YOUR TASK.
Wherever a line holds the string "форму", copy that line.

EXTRACTED ENTRIES.
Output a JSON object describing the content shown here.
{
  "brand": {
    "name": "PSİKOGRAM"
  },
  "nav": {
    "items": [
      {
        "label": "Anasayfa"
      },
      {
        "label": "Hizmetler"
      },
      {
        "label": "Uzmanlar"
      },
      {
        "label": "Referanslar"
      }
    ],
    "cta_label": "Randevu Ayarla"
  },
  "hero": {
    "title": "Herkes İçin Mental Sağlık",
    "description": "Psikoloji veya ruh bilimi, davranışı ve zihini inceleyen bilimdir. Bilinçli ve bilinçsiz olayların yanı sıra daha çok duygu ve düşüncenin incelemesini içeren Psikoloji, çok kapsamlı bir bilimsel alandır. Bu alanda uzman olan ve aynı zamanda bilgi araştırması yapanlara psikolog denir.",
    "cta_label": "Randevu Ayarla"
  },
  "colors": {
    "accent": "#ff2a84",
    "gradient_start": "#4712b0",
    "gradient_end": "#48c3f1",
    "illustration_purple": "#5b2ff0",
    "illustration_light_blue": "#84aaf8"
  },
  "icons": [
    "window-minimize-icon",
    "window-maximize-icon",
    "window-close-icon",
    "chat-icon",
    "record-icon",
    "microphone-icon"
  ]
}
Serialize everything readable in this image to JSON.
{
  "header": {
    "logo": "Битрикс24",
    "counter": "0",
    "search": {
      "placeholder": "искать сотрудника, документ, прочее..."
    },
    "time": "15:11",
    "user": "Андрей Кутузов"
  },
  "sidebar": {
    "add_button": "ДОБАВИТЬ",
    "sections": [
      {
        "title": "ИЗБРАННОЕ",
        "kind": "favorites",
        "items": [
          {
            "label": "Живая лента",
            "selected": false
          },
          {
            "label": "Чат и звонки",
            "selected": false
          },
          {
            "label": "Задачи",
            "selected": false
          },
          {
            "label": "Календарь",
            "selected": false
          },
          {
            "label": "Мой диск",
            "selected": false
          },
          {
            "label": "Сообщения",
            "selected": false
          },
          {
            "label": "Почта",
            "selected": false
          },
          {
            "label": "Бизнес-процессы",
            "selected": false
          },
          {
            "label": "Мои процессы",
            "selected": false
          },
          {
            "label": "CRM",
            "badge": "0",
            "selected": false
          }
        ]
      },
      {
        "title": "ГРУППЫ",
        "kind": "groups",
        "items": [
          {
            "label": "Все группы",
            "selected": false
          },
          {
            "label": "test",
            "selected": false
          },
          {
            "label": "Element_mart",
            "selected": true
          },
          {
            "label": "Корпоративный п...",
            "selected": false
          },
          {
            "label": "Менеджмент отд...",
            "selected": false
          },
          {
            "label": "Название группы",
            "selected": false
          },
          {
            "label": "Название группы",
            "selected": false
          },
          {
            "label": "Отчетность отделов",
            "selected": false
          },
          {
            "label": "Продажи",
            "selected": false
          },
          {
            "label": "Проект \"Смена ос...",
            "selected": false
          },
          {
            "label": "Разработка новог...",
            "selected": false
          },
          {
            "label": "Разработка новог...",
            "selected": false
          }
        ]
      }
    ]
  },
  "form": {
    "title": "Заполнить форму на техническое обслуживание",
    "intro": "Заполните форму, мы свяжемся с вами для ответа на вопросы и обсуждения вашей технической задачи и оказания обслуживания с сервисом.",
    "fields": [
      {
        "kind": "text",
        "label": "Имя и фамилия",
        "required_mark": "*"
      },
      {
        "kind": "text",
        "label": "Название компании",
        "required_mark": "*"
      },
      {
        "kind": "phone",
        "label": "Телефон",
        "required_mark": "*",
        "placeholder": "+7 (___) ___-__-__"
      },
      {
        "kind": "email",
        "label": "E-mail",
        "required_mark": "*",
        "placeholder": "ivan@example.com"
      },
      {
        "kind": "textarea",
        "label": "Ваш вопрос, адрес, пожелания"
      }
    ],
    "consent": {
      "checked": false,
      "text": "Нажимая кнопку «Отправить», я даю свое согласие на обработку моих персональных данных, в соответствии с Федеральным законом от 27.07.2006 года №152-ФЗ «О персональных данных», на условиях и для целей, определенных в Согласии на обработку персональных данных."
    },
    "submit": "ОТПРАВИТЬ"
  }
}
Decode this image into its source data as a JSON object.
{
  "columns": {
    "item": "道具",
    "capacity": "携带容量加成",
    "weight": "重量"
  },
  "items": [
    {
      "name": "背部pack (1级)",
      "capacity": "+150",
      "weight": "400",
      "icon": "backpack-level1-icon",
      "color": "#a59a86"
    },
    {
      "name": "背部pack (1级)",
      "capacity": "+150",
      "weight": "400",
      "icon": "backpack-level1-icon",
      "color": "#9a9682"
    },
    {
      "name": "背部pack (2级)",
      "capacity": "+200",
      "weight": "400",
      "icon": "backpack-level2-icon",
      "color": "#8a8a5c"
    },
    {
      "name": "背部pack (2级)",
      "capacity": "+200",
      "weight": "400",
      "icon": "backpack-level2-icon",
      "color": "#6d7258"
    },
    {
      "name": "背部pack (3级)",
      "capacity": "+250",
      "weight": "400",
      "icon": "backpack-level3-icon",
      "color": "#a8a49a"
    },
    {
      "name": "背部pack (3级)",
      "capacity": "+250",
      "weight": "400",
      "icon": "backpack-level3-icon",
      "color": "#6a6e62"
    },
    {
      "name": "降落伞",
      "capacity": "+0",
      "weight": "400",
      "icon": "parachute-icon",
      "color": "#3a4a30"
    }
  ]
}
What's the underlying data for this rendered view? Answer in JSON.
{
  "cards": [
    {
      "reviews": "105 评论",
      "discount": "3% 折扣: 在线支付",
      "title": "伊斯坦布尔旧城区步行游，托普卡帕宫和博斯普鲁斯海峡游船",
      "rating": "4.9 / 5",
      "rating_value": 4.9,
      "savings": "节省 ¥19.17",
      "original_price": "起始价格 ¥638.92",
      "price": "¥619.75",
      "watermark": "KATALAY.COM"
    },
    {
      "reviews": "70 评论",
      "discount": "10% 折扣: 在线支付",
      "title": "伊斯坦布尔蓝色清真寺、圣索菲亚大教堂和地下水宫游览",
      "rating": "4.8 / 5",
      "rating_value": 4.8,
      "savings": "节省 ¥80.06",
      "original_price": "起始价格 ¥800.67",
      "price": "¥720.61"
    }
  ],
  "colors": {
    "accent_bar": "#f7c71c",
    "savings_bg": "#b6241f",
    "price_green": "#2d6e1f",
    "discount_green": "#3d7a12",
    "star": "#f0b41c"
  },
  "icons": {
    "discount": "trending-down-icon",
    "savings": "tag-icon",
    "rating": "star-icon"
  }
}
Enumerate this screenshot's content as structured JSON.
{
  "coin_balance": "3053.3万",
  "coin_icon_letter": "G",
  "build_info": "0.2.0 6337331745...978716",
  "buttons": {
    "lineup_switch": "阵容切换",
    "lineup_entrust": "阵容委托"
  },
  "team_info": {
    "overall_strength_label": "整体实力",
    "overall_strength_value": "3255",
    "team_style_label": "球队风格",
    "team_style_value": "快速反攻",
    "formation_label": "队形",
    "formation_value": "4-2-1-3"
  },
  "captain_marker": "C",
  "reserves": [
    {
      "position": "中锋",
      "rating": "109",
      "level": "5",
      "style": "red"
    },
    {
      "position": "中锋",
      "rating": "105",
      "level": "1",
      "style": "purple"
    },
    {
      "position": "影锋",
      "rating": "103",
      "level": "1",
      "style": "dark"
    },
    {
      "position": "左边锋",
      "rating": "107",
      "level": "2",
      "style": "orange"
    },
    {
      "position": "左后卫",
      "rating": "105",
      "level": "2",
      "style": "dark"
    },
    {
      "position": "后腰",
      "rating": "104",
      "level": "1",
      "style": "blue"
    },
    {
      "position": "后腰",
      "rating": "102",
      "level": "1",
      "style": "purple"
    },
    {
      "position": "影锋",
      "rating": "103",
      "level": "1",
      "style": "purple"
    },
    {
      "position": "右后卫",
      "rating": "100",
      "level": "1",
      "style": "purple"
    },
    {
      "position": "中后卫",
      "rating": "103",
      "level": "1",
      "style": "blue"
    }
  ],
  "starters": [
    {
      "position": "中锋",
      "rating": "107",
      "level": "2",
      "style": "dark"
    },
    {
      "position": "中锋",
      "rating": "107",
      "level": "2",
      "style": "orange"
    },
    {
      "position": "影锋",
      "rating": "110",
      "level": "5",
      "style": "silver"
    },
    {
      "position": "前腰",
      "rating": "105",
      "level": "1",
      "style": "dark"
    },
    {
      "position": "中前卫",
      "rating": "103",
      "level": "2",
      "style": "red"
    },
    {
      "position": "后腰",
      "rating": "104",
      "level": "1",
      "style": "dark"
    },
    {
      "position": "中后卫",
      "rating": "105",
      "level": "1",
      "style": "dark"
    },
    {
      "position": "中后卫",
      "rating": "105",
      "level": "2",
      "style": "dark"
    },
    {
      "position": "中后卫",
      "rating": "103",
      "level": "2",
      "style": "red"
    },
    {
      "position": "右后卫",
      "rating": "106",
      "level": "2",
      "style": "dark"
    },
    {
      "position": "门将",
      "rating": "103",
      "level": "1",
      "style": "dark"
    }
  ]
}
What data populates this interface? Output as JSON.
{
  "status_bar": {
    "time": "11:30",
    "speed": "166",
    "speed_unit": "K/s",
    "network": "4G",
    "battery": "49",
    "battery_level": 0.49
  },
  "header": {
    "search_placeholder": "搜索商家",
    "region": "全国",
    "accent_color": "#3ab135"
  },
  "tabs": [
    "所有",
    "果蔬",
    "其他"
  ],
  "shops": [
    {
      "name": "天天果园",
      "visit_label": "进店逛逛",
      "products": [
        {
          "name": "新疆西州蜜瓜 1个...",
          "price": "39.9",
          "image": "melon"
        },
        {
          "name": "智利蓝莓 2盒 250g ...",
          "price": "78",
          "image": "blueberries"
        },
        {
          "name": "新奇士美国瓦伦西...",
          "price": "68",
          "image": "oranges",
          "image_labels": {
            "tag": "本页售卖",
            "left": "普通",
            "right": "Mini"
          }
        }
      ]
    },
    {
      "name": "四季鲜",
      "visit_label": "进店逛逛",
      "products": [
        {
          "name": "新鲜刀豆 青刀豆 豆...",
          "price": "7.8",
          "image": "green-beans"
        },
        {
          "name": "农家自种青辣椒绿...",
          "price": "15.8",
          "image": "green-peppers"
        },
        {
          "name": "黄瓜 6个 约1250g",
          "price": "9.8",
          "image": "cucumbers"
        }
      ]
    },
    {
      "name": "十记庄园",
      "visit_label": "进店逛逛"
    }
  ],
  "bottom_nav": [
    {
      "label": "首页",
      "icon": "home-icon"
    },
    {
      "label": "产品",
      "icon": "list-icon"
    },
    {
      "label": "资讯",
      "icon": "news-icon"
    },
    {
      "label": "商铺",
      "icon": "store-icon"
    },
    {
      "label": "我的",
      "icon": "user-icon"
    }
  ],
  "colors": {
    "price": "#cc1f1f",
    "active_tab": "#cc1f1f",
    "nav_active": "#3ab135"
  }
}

THE SOLUTION.
    "title": "Заполнить форму на техническое обслуживание",
    "intro": "Заполните форму, мы свяжемся с вами для ответа на вопросы и обсуждения вашей технической задачи и оказания обслуживания с сервисом.",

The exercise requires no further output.